- Entries provided

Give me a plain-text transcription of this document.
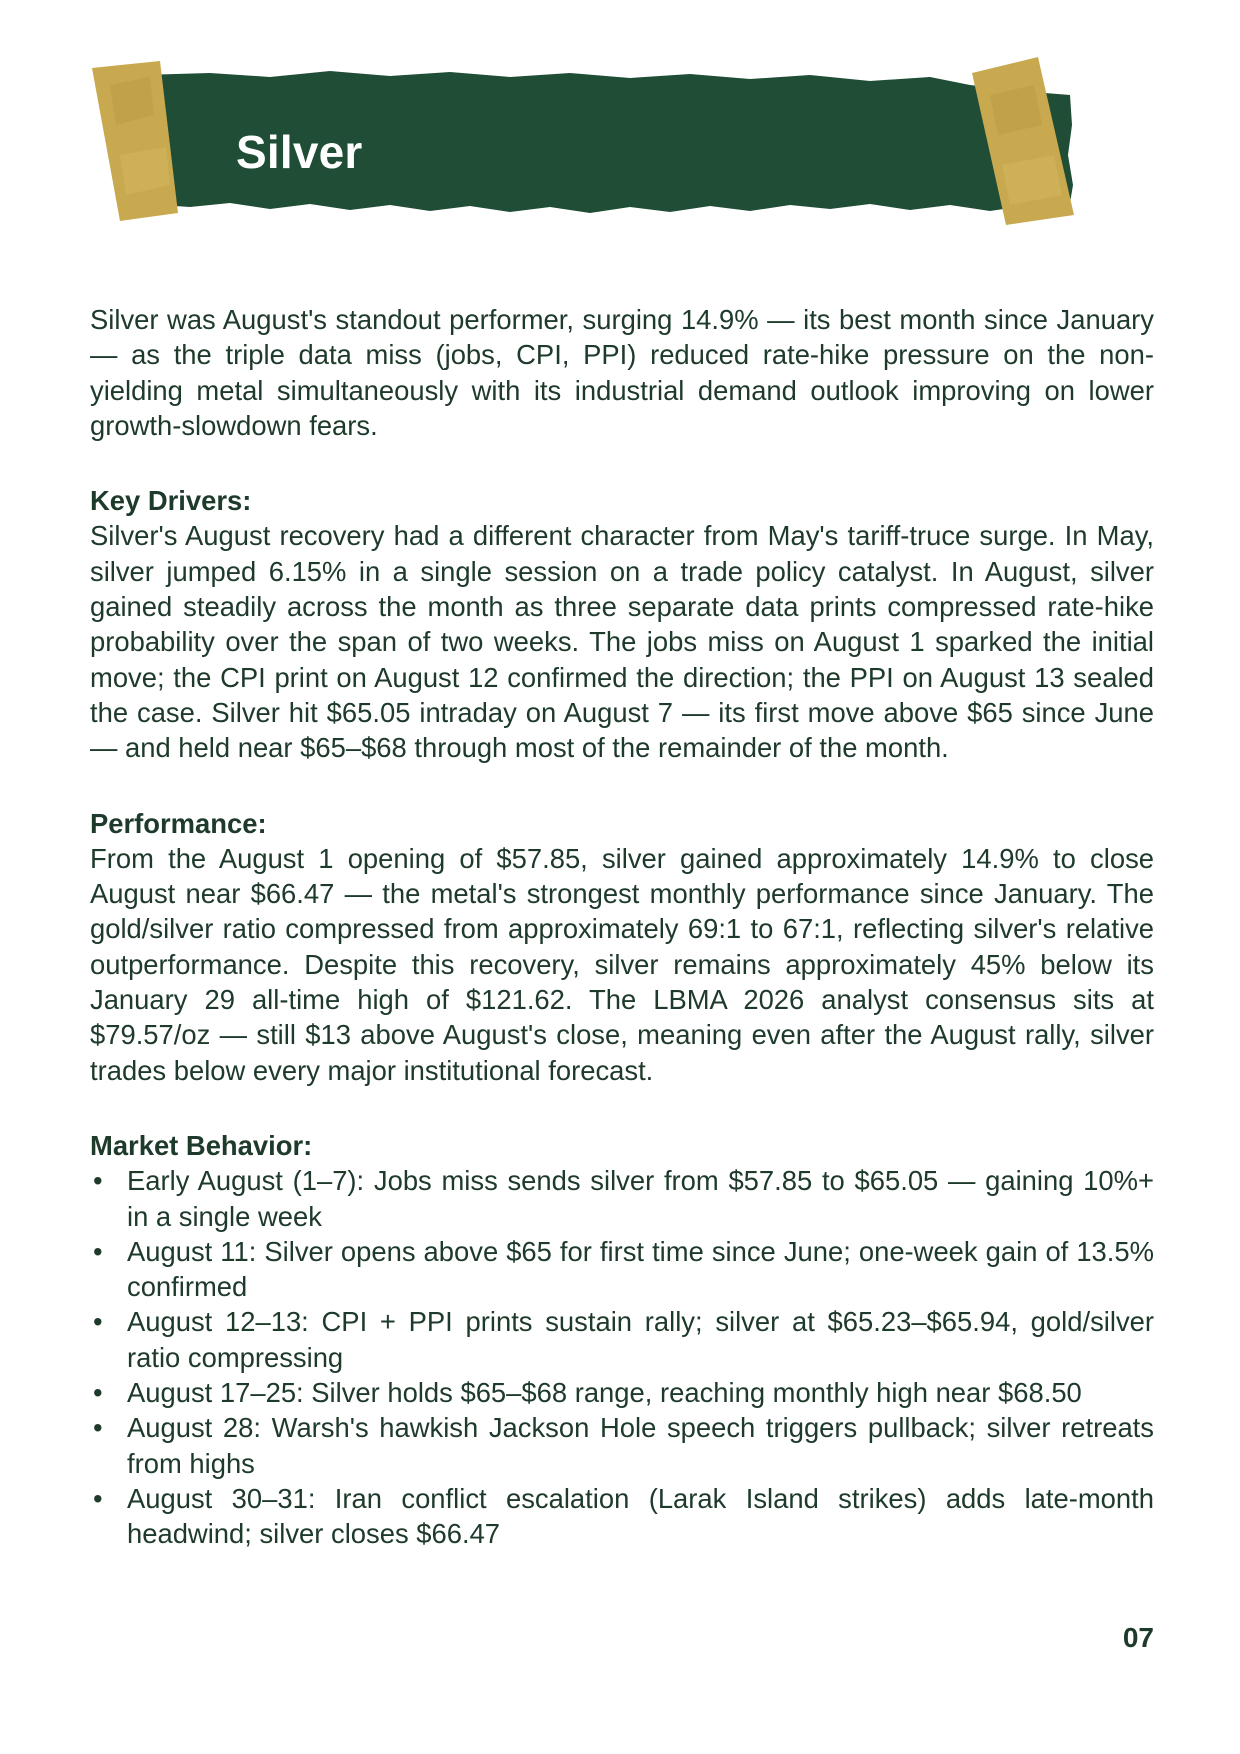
Silver

Silver was August's standout performer, surging 14.9% — its best month since January — as the triple data miss (jobs, CPI, PPI) reduced rate-hike pressure on the non-yielding metal simultaneously with its industrial demand outlook improving on lower growth-slowdown fears.

Key Drivers:

Silver's August recovery had a different character from May's tariff-truce surge. In May, silver jumped 6.15% in a single session on a trade policy catalyst. In August, silver gained steadily across the month as three separate data prints compressed rate-hike probability over the span of two weeks. The jobs miss on August 1 sparked the initial move; the CPI print on August 12 confirmed the direction; the PPI on August 13 sealed the case. Silver hit $65.05 intraday on August 7 — its first move above $65 since June — and held near $65–$68 through most of the remainder of the month.

Performance:

From the August 1 opening of $57.85, silver gained approximately 14.9% to close August near $66.47 — the metal's strongest monthly performance since January. The gold/silver ratio compressed from approximately 69:1 to 67:1, reflecting silver's relative outperformance. Despite this recovery, silver remains approximately 45% below its January 29 all-time high of $121.62. The LBMA 2026 analyst consensus sits at $79.57/oz — still $13 above August's close, meaning even after the August rally, silver trades below every major institutional forecast.

Market Behavior:
• Early August (1–7): Jobs miss sends silver from $57.85 to $65.05 — gaining 10%+ in a single week
• August 11: Silver opens above $65 for first time since June; one-week gain of 13.5% confirmed
• August 12–13: CPI + PPI prints sustain rally; silver at $65.23–$65.94, gold/silver ratio compressing
• August 17–25: Silver holds $65–$68 range, reaching monthly high near $68.50
• August 28: Warsh's hawkish Jackson Hole speech triggers pullback; silver retreats from highs
• August 30–31: Iran conflict escalation (Larak Island strikes) adds late-month headwind; silver closes $66.47
07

- What you should do
Where a line of the data holds "rally", show that line.

- Solution to this exercise
From the August 1 opening of $57.85, silver gained approximately 14.9% to close August near $66.47 — the metal's strongest monthly performance since January. The gold/silver ratio compressed from approximately 69:1 to 67:1, reflecting silver's relative outperformance. Despite this recovery, silver remains approximately 45% below its January 29 all-time high of $121.62. The LBMA 2026 analyst consensus sits at $79.57/oz — still $13 above August's close, meaning even after the August rally, silver trades below every major institutional forecast.
• August 12–13: CPI + PPI prints sustain rally; silver at $65.23–$65.94, gold/silver ratio compressing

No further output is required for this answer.